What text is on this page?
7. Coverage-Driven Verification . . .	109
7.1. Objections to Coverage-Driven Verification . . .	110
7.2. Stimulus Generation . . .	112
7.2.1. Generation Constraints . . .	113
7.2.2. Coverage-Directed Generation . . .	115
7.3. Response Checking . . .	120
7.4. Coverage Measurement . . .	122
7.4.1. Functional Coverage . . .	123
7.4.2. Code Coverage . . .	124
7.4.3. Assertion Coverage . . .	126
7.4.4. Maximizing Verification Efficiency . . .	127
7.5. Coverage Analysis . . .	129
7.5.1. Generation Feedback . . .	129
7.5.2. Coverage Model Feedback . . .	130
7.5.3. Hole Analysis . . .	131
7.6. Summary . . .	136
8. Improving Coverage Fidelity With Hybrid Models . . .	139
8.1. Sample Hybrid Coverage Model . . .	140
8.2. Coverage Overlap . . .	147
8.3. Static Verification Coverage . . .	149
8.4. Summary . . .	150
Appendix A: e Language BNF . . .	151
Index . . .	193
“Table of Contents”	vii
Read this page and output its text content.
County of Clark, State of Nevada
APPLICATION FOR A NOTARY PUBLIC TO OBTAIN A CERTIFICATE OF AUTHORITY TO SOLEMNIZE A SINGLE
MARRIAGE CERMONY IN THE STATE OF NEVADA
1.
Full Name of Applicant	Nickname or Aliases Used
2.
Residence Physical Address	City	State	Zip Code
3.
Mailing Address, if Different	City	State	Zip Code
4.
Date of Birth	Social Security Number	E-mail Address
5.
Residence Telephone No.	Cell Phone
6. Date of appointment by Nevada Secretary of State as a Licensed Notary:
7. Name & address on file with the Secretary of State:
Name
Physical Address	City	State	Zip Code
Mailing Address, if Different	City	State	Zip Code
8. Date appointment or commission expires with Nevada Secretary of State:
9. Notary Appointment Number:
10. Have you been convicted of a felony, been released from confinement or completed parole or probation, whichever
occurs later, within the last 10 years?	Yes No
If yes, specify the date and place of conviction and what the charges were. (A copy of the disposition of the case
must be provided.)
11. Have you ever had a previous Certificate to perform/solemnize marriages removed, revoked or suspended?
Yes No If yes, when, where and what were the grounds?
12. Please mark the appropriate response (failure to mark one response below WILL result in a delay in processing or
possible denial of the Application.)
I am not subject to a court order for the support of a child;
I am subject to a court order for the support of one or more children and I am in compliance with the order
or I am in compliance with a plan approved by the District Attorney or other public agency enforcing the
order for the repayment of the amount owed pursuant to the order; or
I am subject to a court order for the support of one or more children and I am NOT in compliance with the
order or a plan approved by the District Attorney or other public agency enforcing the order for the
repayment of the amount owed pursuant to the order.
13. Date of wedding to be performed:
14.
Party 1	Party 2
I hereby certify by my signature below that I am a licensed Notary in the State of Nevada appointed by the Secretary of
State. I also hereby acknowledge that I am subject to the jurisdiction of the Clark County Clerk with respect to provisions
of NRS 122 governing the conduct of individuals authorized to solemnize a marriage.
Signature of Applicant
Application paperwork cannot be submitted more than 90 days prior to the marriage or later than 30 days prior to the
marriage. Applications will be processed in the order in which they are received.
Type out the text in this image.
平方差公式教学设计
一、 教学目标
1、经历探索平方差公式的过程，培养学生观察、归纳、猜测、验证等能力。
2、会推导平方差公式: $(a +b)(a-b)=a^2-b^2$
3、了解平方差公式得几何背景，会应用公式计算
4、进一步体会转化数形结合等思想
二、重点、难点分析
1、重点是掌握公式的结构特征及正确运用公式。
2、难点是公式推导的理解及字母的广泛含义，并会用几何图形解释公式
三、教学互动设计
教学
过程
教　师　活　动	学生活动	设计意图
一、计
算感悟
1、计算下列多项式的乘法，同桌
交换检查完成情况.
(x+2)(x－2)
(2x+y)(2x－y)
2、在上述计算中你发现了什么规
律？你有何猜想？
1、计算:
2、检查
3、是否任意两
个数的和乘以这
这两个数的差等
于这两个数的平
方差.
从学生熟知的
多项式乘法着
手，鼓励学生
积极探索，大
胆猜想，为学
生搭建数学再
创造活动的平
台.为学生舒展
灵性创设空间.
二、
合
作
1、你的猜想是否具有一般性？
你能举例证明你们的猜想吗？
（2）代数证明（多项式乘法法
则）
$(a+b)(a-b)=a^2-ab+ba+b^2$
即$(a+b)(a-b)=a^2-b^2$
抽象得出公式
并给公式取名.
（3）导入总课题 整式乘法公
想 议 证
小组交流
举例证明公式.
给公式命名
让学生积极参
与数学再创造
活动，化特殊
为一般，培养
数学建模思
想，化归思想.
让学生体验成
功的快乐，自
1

━━━━━━━━━━━━━━━━

** Exercise **
Find every line with the word "Physical" and state how many there are, with no other words.

** Problem solution **
2